> _Entries provided_:
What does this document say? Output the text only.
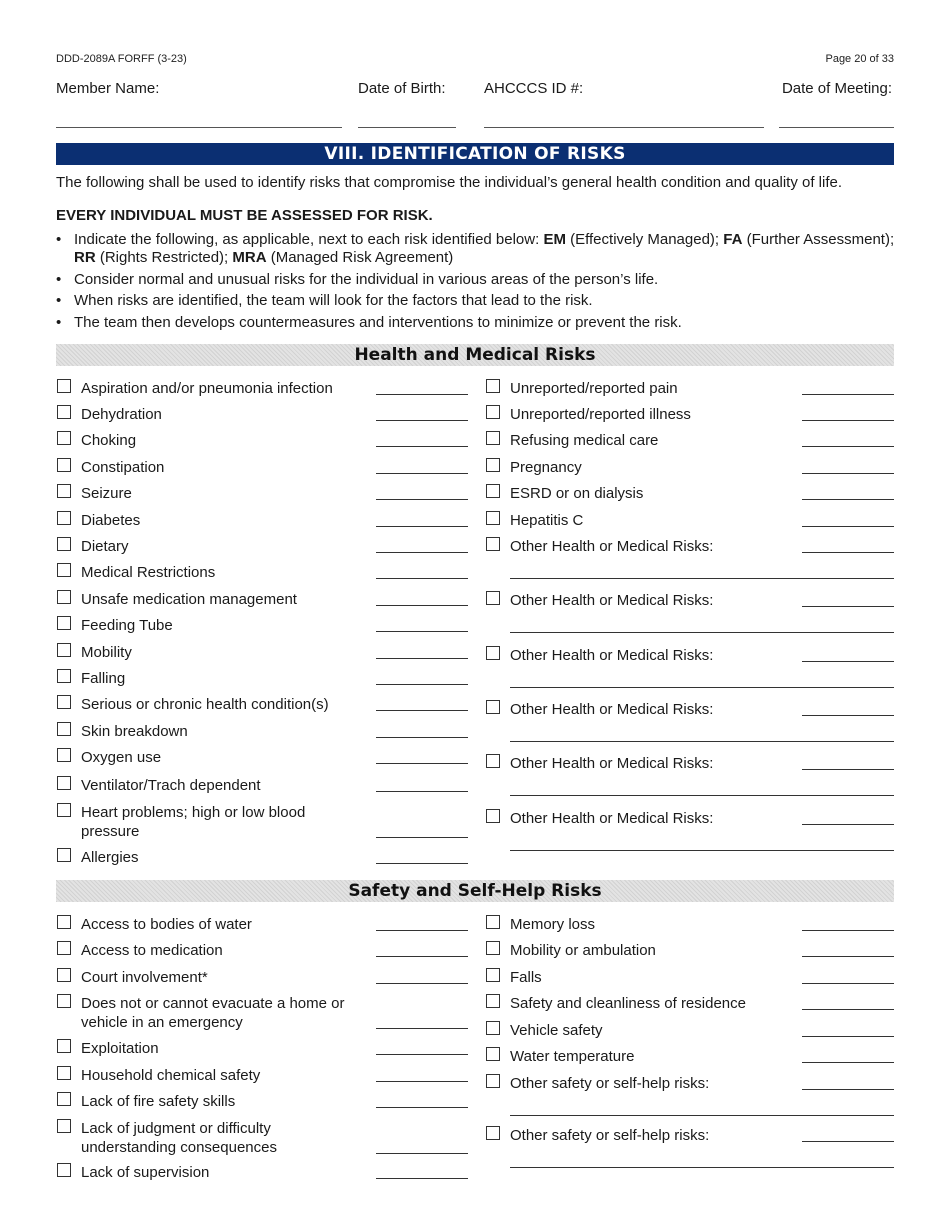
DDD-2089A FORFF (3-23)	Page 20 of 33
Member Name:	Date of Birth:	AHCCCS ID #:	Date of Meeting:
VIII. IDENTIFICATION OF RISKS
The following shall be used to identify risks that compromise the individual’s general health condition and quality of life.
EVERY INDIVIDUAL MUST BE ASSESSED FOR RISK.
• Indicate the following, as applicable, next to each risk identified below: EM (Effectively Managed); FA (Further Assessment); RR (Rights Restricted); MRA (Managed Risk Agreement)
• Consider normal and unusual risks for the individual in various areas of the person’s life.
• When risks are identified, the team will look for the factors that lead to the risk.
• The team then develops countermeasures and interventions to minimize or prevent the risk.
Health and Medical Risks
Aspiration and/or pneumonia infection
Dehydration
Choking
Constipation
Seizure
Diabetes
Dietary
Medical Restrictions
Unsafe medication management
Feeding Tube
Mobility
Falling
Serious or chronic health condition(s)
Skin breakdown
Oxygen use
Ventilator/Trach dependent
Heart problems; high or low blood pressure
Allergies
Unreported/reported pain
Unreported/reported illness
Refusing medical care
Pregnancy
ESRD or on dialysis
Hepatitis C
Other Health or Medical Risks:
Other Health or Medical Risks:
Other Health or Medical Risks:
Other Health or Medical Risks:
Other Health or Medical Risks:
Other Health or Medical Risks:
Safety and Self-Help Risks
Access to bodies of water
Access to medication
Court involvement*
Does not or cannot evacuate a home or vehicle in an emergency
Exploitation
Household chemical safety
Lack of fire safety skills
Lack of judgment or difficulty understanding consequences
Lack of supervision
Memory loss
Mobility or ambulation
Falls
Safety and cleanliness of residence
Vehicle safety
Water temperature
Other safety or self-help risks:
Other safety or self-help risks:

---

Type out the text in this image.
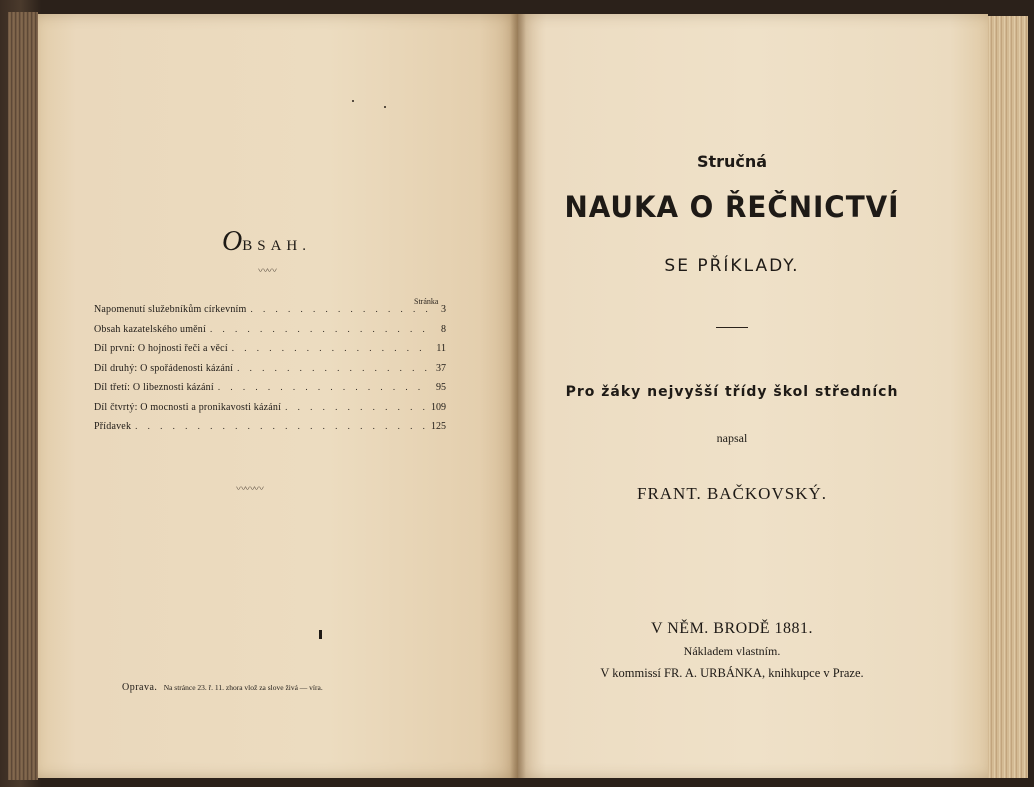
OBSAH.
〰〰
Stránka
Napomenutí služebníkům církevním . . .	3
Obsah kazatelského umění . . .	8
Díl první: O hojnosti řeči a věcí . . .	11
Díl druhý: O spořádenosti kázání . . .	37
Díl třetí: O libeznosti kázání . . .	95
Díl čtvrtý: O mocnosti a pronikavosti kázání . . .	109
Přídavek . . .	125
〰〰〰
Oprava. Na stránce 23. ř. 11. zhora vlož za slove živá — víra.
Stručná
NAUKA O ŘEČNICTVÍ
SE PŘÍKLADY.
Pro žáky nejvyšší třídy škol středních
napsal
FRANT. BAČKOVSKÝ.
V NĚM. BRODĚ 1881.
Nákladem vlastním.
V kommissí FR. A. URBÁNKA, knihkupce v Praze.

> _Directions_:
Search the preceding listing for the word "Unreported" and pull out every line that holds it.

> _Completed exercise_:
Unreported/reported pain
Unreported/reported illness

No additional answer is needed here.